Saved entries
- - -

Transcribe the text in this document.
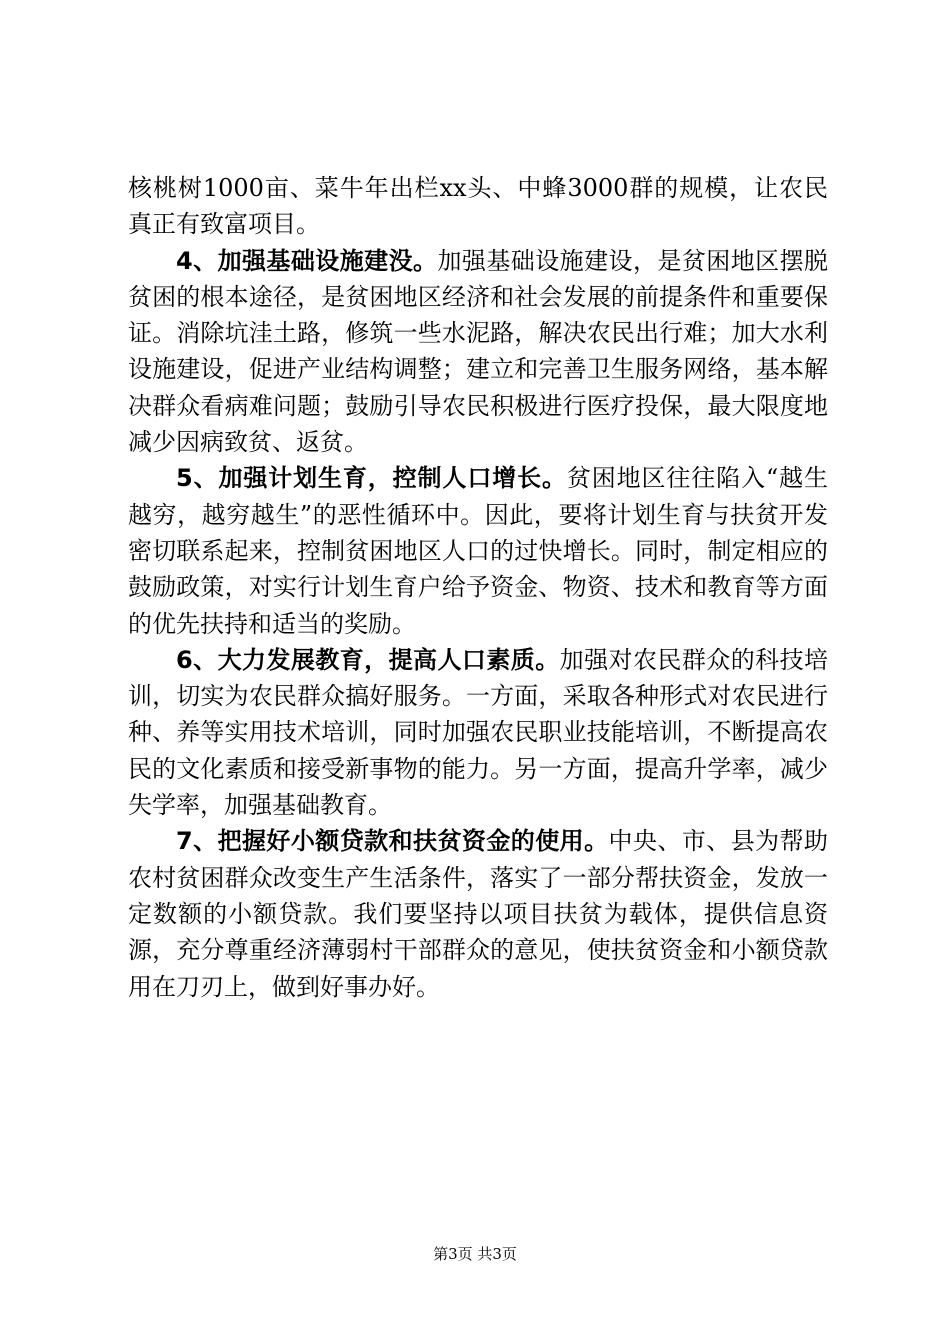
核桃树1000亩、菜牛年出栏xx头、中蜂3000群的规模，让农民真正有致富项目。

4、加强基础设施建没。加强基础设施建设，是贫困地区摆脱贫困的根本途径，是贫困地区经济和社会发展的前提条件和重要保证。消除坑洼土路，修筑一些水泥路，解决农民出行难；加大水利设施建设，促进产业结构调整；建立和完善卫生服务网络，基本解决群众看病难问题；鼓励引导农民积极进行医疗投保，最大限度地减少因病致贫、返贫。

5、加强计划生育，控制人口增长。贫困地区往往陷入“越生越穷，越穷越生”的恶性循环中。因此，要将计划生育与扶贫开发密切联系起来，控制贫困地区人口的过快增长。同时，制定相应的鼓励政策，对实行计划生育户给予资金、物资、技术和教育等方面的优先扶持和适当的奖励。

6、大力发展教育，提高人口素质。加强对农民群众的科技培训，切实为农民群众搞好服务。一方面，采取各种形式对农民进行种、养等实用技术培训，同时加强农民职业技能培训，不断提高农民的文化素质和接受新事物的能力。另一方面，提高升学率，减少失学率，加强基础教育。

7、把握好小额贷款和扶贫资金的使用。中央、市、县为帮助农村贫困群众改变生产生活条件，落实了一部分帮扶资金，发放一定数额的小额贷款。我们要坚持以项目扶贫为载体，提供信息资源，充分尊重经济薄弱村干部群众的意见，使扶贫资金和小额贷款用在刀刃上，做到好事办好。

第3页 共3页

- - -

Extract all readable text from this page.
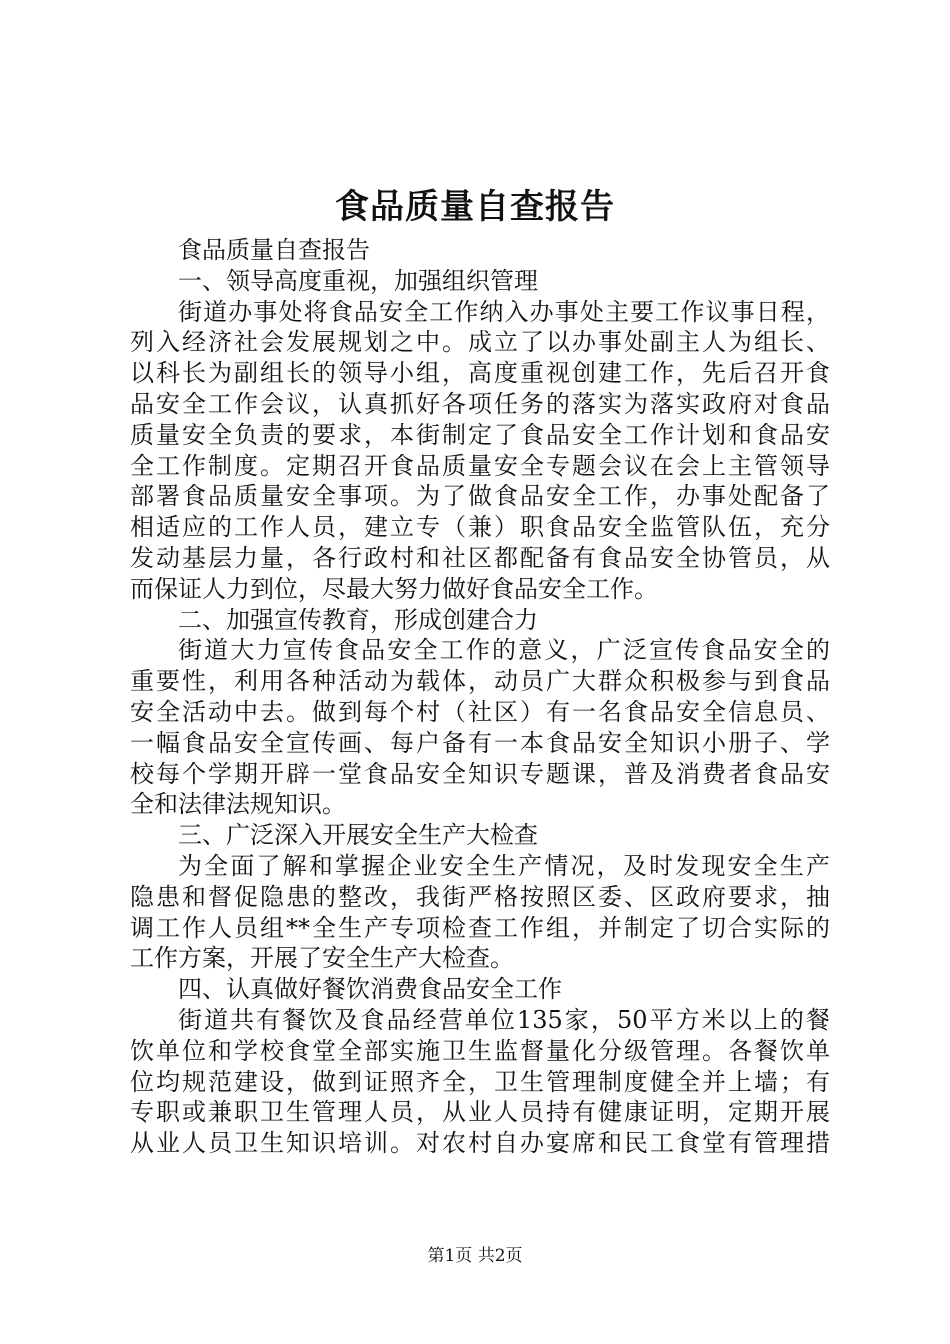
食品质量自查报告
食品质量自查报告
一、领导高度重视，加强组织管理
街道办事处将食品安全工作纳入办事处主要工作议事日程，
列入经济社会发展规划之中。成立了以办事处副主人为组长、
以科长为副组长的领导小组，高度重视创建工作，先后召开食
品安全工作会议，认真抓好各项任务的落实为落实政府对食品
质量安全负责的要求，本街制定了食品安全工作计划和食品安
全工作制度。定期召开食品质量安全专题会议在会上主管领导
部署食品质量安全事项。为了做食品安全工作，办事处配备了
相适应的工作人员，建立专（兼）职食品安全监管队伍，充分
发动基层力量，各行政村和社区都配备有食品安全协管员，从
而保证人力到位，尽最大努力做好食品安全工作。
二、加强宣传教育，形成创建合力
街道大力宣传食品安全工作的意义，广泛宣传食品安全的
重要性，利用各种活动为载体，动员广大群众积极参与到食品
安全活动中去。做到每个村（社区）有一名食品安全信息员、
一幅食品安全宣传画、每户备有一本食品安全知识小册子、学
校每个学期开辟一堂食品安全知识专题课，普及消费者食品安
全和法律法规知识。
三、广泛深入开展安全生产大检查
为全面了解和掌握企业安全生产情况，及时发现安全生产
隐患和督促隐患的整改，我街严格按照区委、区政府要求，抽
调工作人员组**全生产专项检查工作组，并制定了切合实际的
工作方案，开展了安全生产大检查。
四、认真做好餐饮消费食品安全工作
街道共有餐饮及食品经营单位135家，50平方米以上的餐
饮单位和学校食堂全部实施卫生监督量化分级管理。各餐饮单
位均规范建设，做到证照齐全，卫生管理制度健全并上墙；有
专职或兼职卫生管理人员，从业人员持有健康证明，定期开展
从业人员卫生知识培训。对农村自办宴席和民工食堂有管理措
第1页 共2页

- - -

**WRITTEN REQUEST**
Copy every line in the records above that contains the word "text".

**RESULT OF THE TASK**
Transcribe the text in this document.
Extract all readable text from this page.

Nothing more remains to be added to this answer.